§ Tarefa 1
Expresse como tabela Markdown, com as colunas Nº e Linha, as linhas da listagem a partir da que contém "app-fonts[interactable]: Fonts —" até a que contém "app-firefox-esr[interactable]: Firefox ESR", incluídas as duas. Numere cada linha e deixe de fora as que estiverem em branco.

§ Trecho de origem
"Fábrica
de sonhos". O apelido comumente dado a Hollywood
está calcado no seu poder de entretenimento e
na relação estreita deste com o seu público.
Porque a medida da indústria são os consumidores,
por mais que em qualquer meio de comunicação,
este "público" seja uma abstração
incerta e as determinações de um e outro
se confundam e se interpenetrem. Assim sendo, a indústria
cinematográfica vai sempre procurar a formatação
do seu produto em modelos comercializáveis, ainda
que os artesãos tenham lá seu espaço
para matizá-los de acordo com a sua palheta pessoal.
Vendido como uma máquina narrativa sem igual,
capaz de fornecer prazer como poucos, o cinema hollywoodiano
foi sendo consumido ao longo dos tempos como deslumbrante
instrumento de diversão. Mundo afora, sua primazia
técnico-industrial e seu fascínio midiático
desconcertaram a muitos. Do impulso de lutar contra
sua hegemonia ao desejo incontrolável de copiá-lo,
diversos foram as cinematografias e os sujeitos que
trilharam caminhos a partir da sua presença marcante.
O desejo de seguir o grande exemplo originou inúmeras
tentativas de industrialização do setor
ao redor do mundo. E talvez nenhuma tenha sido tão
bem sucedida quanto a indiana. Num país de amplas
dimensões e cultura extremamente diversificada,
no qual inúmeras línguas e dialetos dividem
o mapa e cujas condições econômicas
são complicadas, floresceram diversos pólos
industriais moldados à semelhança de Hollywood.

§ Entradas exibidas
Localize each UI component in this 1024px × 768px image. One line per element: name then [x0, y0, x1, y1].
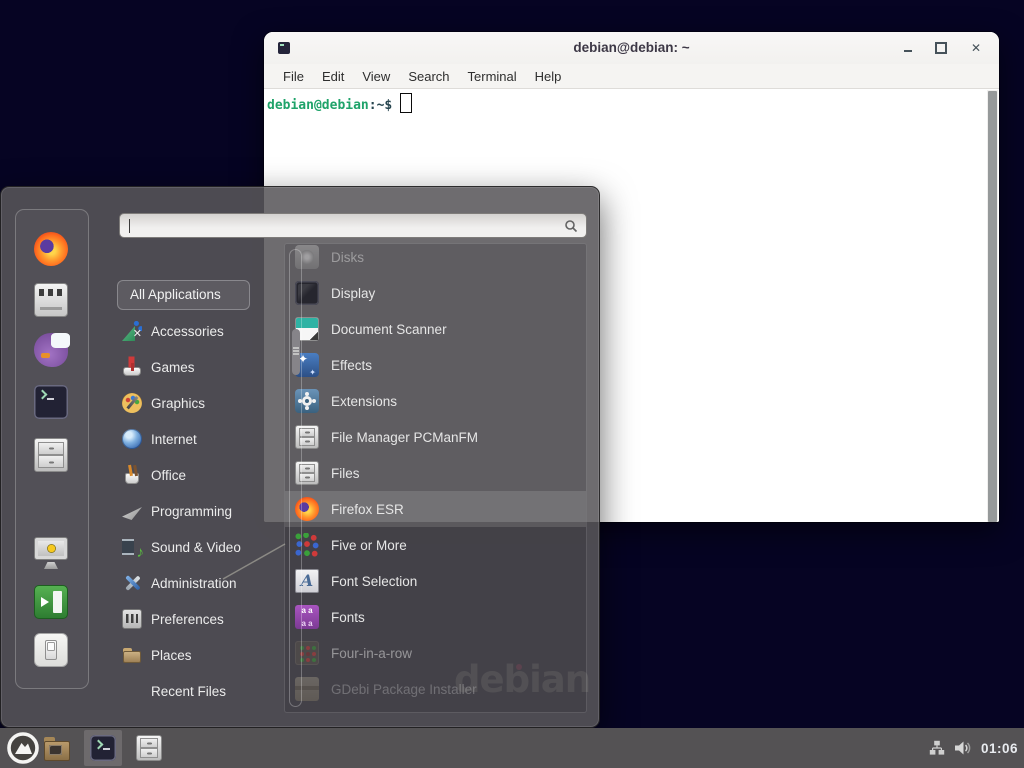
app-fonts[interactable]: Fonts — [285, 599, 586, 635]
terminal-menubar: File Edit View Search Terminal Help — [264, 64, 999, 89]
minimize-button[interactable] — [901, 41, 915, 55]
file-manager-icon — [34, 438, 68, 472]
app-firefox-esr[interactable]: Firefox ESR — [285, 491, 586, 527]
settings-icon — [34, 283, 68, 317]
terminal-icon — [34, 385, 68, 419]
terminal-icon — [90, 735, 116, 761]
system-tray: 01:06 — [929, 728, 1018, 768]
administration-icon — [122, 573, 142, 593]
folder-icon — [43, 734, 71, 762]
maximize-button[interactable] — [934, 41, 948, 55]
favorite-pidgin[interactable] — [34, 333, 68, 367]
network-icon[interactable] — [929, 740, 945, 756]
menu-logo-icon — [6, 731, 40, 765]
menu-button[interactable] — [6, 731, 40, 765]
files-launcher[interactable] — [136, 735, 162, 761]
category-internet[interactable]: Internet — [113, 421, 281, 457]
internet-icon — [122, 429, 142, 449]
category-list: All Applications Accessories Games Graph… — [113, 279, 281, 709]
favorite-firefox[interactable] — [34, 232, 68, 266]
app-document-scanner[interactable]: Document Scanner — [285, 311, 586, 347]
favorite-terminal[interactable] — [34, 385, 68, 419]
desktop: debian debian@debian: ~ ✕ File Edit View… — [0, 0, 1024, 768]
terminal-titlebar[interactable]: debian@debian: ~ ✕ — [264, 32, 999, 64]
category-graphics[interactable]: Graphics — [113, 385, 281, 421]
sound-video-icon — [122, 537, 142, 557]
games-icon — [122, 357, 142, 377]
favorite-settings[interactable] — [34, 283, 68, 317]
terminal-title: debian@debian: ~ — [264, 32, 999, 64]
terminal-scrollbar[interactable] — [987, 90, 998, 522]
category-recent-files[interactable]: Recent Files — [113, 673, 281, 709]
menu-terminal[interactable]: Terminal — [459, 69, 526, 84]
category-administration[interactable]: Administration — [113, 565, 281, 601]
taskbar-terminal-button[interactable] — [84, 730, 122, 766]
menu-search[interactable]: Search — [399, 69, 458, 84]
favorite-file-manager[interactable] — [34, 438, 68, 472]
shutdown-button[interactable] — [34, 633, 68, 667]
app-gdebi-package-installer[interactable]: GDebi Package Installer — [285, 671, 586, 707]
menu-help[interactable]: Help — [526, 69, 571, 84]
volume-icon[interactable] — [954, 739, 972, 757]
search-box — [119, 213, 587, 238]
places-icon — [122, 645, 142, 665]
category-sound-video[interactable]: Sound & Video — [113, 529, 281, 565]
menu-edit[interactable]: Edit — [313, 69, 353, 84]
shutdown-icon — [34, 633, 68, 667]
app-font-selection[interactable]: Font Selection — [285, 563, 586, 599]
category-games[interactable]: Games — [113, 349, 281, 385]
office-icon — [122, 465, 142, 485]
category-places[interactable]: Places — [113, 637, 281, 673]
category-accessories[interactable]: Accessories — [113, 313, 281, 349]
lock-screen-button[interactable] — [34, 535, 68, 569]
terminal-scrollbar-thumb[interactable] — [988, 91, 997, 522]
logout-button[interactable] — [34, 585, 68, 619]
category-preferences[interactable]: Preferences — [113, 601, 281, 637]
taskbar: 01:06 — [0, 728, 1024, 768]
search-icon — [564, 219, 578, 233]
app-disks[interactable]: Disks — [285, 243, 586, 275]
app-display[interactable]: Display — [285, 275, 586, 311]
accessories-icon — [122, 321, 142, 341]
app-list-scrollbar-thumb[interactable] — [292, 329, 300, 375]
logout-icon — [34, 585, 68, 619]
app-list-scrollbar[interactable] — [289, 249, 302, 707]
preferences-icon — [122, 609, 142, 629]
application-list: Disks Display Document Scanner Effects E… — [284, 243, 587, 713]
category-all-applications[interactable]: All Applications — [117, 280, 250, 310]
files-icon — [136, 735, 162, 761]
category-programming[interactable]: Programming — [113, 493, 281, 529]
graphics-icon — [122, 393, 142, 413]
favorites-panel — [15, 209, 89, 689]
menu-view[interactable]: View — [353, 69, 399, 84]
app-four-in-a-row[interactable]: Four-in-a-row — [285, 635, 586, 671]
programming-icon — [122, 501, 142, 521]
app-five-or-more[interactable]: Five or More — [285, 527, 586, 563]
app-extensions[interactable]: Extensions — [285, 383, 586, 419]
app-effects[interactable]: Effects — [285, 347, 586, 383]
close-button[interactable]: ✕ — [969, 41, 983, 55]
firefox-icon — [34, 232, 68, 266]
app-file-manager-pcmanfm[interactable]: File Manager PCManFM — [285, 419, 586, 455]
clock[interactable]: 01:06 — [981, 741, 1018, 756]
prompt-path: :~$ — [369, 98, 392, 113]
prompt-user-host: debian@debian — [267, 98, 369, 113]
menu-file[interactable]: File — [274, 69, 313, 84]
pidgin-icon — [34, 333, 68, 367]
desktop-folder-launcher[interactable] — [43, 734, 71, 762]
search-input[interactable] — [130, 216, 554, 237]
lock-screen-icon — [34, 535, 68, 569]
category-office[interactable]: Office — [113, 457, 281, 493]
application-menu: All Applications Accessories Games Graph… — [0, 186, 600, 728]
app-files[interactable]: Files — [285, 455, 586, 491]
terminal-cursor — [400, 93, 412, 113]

§ Tarefa 2
Segundo o trecho sobre Hollywood, qual tentativa de industrialização do cinema talvez tenha sido a mais bem-sucedida?

§ Resultado esperado 1
| Nº | Linha |
|---|---|
| 1 | app-fonts[interactable]: Fonts — [285, 599, 586, 635] |
| 2 | terminal-menubar: File Edit View Search Terminal Help — [264, 64, 999, 89] |
| 3 | minimize-button[interactable] — [901, 41, 915, 55] |
| 4 | file-manager-icon — [34, 438, 68, 472] |
| 5 | app-firefox-esr[interactable]: Firefox ESR — [285, 491, 586, 527] |

§ Resultado esperado 2
A indiana.